-- Start of Material for this exercise --

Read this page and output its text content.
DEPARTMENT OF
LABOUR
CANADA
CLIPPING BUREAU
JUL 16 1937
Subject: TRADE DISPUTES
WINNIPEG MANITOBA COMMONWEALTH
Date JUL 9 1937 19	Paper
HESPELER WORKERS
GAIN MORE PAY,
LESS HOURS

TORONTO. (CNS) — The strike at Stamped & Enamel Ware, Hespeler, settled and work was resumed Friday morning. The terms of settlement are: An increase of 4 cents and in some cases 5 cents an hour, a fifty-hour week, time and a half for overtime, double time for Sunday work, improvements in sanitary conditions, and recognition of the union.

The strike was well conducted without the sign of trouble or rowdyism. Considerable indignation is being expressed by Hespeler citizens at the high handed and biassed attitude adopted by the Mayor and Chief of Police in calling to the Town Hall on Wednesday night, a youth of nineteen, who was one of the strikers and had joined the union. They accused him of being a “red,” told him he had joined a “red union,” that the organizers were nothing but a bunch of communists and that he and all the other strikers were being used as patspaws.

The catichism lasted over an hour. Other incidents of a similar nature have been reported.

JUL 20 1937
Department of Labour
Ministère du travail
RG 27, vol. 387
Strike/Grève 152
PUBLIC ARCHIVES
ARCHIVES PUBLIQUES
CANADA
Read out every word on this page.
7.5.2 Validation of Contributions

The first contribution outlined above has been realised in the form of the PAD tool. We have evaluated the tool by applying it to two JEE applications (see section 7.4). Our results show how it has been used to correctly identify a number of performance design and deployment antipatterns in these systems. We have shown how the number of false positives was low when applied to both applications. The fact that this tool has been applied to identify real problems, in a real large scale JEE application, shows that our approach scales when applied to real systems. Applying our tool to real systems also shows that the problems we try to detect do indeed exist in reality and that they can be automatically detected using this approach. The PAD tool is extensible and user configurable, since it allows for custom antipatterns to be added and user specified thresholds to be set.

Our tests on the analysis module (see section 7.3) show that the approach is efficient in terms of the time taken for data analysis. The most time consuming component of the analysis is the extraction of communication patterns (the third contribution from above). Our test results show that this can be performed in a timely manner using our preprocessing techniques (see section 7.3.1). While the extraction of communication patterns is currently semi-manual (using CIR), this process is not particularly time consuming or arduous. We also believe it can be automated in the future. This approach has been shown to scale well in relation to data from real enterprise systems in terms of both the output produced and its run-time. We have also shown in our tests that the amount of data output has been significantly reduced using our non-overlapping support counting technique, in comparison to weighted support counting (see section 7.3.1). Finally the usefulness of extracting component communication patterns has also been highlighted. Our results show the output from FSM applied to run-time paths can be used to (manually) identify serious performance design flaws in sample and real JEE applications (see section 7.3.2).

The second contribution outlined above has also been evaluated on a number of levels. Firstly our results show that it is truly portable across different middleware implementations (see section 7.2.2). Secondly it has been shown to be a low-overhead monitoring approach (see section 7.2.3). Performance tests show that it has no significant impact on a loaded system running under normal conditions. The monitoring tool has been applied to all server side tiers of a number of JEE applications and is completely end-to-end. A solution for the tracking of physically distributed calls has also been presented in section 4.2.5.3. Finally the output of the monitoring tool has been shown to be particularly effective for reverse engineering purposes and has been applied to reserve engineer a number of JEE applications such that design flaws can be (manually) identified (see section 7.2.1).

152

-- End of Material for this exercise --

* _Brief_
Copy every line of the records word for word.

* _Written solution_
Read this page and output its text content.
DEPARTMENT OF
LABOUR
CANADA
CLIPPING BUREAU
JUL 16 1937
Subject: TRADE DISPUTES
WINNIPEG MANITOBA COMMONWEALTH
Date JUL 9 1937 19	Paper
HESPELER WORKERS
GAIN MORE PAY,
LESS HOURS

TORONTO. (CNS) — The strike at Stamped & Enamel Ware, Hespeler, settled and work was resumed Friday morning. The terms of settlement are: An increase of 4 cents and in some cases 5 cents an hour, a fifty-hour week, time and a half for overtime, double time for Sunday work, improvements in sanitary conditions, and recognition of the union.

The strike was well conducted without the sign of trouble or rowdyism. Considerable indignation is being expressed by Hespeler citizens at the high handed and biassed attitude adopted by the Mayor and Chief of Police in calling to the Town Hall on Wednesday night, a youth of nineteen, who was one of the strikers and had joined the union. They accused him of being a “red,” told him he had joined a “red union,” that the organizers were nothing but a bunch of communists and that he and all the other strikers were being used as patspaws.

The catichism lasted over an hour. Other incidents of a similar nature have been reported.

JUL 20 1937
Department of Labour
Ministère du travail
RG 27, vol. 387
Strike/Grève 152
PUBLIC ARCHIVES
ARCHIVES PUBLIQUES
CANADA
Read out every word on this page.
7.5.2 Validation of Contributions

The first contribution outlined above has been realised in the form of the PAD tool. We have evaluated the tool by applying it to two JEE applications (see section 7.4). Our results show how it has been used to correctly identify a number of performance design and deployment antipatterns in these systems. We have shown how the number of false positives was low when applied to both applications. The fact that this tool has been applied to identify real problems, in a real large scale JEE application, shows that our approach scales when applied to real systems. Applying our tool to real systems also shows that the problems we try to detect do indeed exist in reality and that they can be automatically detected using this approach. The PAD tool is extensible and user configurable, since it allows for custom antipatterns to be added and user specified thresholds to be set.

Our tests on the analysis module (see section 7.3) show that the approach is efficient in terms of the time taken for data analysis. The most time consuming component of the analysis is the extraction of communication patterns (the third contribution from above). Our test results show that this can be performed in a timely manner using our preprocessing techniques (see section 7.3.1). While the extraction of communication patterns is currently semi-manual (using CIR), this process is not particularly time consuming or arduous. We also believe it can be automated in the future. This approach has been shown to scale well in relation to data from real enterprise systems in terms of both the output produced and its run-time. We have also shown in our tests that the amount of data output has been significantly reduced using our non-overlapping support counting technique, in comparison to weighted support counting (see section 7.3.1). Finally the usefulness of extracting component communication patterns has also been highlighted. Our results show the output from FSM applied to run-time paths can be used to (manually) identify serious performance design flaws in sample and real JEE applications (see section 7.3.2).

The second contribution outlined above has also been evaluated on a number of levels. Firstly our results show that it is truly portable across different middleware implementations (see section 7.2.2). Secondly it has been shown to be a low-overhead monitoring approach (see section 7.2.3). Performance tests show that it has no significant impact on a loaded system running under normal conditions. The monitoring tool has been applied to all server side tiers of a number of JEE applications and is completely end-to-end. A solution for the tracking of physically distributed calls has also been presented in section 4.2.5.3. Finally the output of the monitoring tool has been shown to be particularly effective for reverse engineering purposes and has been applied to reserve engineer a number of JEE applications such that design flaws can be (manually) identified (see section 7.2.1).

152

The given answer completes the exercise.